▸ To do:
Which lines in the data below contain the word "from"? Return each of them.
───── Exercise inputs
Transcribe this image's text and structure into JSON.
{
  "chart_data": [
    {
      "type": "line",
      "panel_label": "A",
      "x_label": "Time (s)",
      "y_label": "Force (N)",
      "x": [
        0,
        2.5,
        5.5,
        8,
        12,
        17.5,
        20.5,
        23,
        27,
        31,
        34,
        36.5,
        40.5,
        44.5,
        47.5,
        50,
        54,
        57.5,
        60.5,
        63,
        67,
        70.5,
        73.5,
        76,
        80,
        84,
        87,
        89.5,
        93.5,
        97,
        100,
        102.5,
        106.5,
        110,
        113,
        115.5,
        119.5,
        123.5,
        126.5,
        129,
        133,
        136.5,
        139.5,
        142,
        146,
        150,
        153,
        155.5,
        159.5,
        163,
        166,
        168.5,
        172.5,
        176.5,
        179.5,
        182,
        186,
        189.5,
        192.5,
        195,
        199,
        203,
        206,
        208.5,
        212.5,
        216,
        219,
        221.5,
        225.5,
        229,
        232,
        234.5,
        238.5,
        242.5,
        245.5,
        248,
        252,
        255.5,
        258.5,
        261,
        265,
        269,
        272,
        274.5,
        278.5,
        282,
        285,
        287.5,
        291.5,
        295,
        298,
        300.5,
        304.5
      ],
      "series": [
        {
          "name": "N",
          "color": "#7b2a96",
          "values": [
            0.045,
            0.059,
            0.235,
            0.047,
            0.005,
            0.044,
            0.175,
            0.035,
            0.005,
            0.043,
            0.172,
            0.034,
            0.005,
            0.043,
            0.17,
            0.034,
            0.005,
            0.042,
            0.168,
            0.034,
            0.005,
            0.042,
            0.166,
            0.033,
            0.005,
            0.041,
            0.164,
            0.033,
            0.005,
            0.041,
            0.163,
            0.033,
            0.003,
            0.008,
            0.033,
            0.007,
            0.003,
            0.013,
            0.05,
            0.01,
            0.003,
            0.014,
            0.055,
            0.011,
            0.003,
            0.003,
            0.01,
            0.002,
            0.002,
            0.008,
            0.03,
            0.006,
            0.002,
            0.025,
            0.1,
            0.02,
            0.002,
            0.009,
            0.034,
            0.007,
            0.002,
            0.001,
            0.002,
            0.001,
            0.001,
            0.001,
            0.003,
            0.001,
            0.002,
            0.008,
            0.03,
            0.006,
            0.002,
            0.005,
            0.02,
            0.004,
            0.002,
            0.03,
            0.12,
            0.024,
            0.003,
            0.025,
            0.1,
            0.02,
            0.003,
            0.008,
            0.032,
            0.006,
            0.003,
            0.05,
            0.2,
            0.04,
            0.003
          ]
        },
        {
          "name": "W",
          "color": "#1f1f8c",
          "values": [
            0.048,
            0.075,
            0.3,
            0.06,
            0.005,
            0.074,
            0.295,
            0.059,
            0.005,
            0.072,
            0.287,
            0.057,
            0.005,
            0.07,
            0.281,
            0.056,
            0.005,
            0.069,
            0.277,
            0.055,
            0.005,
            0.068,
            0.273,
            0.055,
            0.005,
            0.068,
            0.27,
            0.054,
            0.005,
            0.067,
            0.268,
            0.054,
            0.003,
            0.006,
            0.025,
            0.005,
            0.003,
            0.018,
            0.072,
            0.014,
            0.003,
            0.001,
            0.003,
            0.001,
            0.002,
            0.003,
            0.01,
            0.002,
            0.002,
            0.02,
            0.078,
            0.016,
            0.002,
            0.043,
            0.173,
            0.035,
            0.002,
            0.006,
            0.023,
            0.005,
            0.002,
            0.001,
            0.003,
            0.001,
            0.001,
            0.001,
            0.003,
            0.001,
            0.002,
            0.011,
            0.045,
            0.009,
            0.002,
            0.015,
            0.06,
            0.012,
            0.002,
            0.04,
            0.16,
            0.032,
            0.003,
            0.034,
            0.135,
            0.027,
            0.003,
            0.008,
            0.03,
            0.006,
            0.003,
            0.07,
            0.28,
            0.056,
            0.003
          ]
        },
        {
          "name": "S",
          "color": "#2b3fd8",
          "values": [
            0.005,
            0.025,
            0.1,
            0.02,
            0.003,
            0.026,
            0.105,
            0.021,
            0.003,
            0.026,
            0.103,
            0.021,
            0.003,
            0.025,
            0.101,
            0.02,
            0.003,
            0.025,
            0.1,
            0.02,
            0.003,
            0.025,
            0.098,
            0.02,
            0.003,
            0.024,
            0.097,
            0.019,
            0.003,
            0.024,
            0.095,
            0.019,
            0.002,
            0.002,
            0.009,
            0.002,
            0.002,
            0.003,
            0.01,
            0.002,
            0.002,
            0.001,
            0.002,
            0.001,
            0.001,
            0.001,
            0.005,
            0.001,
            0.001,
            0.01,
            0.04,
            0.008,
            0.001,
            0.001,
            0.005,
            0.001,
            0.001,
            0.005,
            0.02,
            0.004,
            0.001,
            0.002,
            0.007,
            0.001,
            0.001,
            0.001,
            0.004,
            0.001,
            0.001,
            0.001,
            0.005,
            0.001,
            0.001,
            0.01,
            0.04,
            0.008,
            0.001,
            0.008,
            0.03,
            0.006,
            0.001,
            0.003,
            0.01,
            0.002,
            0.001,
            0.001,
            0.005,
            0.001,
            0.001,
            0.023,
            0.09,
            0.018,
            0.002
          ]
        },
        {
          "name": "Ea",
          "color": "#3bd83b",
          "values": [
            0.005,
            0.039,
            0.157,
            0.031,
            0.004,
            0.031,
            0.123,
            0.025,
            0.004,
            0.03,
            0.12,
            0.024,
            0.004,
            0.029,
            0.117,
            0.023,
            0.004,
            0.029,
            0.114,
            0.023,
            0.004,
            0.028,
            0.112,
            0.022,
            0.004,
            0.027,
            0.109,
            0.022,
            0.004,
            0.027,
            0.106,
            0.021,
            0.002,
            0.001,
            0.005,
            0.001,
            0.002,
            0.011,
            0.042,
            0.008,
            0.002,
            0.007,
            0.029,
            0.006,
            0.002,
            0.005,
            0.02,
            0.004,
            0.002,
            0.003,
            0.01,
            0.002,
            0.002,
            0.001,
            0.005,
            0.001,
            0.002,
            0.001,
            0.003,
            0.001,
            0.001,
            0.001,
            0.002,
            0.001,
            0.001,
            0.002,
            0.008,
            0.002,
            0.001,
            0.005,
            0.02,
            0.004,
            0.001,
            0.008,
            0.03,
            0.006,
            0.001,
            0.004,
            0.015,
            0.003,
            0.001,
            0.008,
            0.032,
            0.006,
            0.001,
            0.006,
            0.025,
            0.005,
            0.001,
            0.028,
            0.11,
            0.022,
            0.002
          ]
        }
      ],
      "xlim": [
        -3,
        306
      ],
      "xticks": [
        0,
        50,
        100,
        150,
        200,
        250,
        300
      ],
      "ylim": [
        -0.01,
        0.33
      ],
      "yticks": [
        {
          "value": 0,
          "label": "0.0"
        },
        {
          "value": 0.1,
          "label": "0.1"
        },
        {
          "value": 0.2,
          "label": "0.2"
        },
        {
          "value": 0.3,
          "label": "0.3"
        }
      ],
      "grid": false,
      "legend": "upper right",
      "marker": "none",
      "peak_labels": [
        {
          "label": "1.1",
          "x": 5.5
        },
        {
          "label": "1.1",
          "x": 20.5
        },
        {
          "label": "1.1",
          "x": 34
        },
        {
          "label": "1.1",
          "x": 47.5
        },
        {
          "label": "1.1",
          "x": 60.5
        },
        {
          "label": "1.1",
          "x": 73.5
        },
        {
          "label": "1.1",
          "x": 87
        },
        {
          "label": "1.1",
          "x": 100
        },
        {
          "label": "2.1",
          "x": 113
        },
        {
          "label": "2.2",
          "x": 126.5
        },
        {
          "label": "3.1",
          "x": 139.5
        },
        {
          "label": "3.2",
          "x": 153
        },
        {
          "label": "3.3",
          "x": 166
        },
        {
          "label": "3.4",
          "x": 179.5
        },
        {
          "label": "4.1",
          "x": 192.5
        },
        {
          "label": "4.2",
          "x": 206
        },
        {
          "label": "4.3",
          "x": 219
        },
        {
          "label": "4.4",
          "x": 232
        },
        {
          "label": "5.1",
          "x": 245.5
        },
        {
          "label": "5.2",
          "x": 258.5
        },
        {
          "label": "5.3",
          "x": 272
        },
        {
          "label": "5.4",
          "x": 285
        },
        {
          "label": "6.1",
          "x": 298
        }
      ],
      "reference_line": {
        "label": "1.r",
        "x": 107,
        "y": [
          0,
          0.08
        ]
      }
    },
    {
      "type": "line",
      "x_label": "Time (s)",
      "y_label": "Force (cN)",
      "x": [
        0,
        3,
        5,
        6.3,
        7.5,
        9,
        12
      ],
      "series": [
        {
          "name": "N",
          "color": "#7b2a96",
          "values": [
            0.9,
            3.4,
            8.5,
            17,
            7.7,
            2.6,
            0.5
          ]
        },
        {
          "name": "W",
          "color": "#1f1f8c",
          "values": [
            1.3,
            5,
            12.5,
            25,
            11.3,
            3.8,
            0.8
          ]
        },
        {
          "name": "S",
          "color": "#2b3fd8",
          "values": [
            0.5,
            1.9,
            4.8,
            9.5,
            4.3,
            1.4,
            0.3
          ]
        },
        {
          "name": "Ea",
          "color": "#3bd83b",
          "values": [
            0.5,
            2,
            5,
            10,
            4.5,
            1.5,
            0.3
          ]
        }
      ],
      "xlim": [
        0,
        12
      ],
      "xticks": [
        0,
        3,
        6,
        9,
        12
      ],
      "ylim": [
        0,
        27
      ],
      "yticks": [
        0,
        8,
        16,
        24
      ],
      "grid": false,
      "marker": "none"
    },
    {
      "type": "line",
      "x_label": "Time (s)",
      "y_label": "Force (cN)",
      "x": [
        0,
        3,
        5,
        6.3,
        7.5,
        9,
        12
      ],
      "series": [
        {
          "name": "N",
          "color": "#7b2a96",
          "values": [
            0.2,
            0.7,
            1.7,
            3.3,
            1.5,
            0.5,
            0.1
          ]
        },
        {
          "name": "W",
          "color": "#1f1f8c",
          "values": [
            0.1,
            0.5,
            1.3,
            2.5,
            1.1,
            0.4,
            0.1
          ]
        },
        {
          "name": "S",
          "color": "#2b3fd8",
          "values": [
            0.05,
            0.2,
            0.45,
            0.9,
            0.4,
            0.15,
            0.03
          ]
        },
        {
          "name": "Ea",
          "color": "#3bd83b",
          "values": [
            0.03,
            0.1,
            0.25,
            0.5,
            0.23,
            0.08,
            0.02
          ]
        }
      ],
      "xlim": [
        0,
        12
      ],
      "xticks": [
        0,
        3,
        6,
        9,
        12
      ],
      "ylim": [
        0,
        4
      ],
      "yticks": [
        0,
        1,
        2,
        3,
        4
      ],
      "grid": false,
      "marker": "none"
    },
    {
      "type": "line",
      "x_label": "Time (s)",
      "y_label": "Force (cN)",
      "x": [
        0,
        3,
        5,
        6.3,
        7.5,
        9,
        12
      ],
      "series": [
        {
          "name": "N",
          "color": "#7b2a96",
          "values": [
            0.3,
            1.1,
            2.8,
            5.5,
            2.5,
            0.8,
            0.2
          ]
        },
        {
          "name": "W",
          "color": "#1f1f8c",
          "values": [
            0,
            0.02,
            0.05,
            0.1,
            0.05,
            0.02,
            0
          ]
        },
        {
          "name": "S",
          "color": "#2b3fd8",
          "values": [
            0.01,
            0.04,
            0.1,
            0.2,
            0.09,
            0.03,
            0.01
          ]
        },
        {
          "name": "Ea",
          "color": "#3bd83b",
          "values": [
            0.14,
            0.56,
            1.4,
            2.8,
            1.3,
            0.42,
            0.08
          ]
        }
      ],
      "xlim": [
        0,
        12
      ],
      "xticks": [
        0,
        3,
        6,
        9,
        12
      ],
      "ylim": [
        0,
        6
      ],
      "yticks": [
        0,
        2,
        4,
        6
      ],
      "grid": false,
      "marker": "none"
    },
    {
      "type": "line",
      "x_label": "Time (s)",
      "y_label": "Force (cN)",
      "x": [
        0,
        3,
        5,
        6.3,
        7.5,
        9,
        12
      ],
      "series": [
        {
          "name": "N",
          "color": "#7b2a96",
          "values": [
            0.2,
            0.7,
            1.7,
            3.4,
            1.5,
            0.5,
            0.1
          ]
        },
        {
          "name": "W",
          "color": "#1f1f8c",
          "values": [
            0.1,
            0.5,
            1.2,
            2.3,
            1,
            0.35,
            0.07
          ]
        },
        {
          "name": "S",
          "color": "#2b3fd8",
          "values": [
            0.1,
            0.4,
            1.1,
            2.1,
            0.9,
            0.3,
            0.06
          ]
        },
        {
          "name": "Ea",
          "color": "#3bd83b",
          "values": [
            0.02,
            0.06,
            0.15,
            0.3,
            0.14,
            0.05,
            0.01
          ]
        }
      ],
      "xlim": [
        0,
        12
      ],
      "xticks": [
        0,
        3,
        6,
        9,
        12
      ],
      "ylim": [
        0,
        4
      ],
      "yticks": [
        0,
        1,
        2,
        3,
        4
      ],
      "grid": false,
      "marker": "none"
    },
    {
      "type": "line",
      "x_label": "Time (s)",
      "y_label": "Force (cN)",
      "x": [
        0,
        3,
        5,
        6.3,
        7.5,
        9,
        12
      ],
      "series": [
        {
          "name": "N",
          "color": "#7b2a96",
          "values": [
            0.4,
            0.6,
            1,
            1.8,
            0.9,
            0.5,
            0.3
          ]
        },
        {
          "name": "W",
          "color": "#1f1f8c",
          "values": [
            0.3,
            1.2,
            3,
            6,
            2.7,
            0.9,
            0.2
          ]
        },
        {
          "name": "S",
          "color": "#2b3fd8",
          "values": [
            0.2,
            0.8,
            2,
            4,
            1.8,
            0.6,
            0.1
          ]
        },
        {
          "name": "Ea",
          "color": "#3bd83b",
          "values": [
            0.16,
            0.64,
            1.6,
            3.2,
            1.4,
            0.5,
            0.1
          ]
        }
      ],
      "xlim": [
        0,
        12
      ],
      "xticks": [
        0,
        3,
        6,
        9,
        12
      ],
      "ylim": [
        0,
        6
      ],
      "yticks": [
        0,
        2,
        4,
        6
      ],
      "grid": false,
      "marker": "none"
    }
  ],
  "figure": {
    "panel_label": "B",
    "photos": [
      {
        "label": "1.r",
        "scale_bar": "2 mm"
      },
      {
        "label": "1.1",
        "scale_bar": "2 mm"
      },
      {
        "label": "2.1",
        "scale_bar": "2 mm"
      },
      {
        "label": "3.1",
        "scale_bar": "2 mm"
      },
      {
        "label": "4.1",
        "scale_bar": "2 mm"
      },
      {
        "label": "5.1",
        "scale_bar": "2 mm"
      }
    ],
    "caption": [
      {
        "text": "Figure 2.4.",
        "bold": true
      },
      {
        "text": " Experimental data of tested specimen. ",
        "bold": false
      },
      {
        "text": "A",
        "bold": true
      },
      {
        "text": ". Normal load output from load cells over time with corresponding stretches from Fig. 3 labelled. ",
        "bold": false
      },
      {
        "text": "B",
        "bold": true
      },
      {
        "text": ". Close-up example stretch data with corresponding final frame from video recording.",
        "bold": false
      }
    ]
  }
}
──────────
▸ Result below:
        "text": ". Normal load output from load cells over time with corresponding stretches from Fig. 3 labelled. ",
        "text": ". Close-up example stretch data with corresponding final frame from video recording.",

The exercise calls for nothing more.